** Challenge **
Lines that contain the string "vendor" are to be copied; leave out all others.

(Stored data entries)
▼

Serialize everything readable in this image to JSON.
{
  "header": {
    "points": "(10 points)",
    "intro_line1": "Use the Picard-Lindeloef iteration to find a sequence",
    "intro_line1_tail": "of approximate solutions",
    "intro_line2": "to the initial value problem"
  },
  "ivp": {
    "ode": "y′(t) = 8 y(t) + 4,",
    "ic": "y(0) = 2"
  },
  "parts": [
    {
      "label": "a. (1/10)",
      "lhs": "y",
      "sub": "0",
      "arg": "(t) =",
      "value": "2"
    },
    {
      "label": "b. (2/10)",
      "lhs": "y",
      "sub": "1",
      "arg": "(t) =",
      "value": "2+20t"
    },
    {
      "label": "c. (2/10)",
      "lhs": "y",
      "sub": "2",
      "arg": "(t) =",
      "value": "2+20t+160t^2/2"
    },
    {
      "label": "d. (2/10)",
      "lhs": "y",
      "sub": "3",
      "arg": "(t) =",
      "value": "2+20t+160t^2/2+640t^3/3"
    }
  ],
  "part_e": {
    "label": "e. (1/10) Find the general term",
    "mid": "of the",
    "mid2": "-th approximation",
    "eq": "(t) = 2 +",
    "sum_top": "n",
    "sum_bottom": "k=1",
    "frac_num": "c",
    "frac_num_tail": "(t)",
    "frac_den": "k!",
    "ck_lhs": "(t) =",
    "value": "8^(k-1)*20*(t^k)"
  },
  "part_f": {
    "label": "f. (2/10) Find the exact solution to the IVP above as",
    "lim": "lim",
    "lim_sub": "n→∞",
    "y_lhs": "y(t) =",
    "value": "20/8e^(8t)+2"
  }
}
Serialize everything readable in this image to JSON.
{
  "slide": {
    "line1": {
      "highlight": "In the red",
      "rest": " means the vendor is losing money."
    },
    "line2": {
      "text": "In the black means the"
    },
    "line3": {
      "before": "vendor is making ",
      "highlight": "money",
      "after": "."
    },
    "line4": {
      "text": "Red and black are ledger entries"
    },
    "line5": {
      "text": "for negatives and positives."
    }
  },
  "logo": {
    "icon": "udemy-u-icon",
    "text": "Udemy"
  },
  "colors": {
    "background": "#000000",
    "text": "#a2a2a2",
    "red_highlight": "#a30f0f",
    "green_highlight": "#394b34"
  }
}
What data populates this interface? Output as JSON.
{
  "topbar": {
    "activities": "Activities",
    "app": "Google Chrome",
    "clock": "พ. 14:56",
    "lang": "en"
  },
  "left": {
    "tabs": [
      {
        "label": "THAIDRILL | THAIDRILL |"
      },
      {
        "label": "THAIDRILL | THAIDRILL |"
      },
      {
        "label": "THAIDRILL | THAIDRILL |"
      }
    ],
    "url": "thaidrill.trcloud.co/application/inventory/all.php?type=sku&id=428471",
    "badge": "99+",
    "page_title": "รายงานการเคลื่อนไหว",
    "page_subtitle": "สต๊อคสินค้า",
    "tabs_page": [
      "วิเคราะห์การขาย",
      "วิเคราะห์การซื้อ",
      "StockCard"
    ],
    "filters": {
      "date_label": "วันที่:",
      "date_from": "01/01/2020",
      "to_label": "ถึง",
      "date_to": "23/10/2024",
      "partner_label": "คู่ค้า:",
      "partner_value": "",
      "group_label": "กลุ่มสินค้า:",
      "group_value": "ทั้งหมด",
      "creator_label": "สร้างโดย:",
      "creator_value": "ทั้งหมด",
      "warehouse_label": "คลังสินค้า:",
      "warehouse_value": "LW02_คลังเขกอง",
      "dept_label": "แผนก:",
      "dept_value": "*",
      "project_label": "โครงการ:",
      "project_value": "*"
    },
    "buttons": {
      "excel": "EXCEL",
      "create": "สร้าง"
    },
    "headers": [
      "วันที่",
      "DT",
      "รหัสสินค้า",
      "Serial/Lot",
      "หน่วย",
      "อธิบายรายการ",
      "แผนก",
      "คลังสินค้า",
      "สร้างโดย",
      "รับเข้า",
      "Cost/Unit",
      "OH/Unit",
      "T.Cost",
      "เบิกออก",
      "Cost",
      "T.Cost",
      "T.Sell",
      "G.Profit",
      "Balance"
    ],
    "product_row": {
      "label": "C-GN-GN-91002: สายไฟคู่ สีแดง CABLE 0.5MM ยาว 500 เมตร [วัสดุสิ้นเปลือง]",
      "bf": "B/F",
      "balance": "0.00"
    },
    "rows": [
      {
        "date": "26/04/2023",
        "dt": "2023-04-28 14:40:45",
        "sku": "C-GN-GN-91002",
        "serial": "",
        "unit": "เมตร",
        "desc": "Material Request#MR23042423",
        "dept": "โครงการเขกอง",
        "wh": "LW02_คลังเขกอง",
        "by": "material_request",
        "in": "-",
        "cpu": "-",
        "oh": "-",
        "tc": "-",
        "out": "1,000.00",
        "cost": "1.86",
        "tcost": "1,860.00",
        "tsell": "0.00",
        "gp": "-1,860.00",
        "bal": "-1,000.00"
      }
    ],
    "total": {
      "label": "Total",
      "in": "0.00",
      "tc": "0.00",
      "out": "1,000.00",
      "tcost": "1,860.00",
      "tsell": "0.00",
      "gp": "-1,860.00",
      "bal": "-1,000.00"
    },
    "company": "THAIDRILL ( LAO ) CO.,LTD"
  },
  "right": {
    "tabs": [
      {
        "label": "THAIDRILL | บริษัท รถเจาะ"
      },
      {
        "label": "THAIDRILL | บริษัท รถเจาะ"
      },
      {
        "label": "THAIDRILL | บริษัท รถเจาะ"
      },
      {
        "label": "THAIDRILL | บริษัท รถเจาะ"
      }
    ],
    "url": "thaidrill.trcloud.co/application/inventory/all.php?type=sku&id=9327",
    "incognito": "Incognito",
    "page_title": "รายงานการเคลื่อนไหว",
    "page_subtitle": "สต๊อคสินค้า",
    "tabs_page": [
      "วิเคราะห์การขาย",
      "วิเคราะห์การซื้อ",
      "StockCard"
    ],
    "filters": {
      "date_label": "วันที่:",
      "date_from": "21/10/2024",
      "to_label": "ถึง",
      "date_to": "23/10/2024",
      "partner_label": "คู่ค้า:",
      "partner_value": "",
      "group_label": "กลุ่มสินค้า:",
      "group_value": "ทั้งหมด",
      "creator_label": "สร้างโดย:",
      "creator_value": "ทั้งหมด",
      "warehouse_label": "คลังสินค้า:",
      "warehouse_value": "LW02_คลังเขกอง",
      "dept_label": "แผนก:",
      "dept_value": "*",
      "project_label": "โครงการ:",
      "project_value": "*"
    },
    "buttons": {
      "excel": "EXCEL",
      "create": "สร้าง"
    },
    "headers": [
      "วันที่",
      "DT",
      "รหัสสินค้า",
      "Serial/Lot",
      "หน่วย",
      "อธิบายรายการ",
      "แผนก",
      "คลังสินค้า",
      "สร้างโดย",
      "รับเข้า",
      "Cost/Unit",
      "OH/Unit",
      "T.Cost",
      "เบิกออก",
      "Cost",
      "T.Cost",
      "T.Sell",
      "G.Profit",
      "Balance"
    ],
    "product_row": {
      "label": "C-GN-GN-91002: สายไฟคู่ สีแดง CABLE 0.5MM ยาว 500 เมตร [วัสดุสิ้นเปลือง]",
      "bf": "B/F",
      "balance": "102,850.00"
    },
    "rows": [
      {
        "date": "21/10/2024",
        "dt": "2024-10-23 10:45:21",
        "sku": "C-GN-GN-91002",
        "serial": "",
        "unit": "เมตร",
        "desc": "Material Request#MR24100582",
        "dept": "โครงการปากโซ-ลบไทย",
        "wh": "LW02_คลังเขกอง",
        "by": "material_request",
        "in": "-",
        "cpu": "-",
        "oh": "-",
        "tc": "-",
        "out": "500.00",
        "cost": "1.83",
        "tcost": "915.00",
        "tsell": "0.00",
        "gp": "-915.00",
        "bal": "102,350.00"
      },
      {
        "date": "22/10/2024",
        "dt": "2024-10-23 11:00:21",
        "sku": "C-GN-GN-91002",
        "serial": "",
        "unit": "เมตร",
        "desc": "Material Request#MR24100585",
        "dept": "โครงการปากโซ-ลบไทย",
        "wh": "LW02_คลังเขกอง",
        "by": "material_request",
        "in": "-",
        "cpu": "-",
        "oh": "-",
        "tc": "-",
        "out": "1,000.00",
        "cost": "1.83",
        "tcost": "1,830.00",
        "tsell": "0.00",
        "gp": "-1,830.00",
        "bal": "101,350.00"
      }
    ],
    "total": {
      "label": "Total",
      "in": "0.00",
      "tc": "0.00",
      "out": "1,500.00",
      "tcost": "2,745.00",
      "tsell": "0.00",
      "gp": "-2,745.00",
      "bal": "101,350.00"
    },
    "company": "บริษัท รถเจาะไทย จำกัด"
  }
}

▲

** Expected output **
      "rest": " means the vendor is losing money."
      "before": "vendor is making ",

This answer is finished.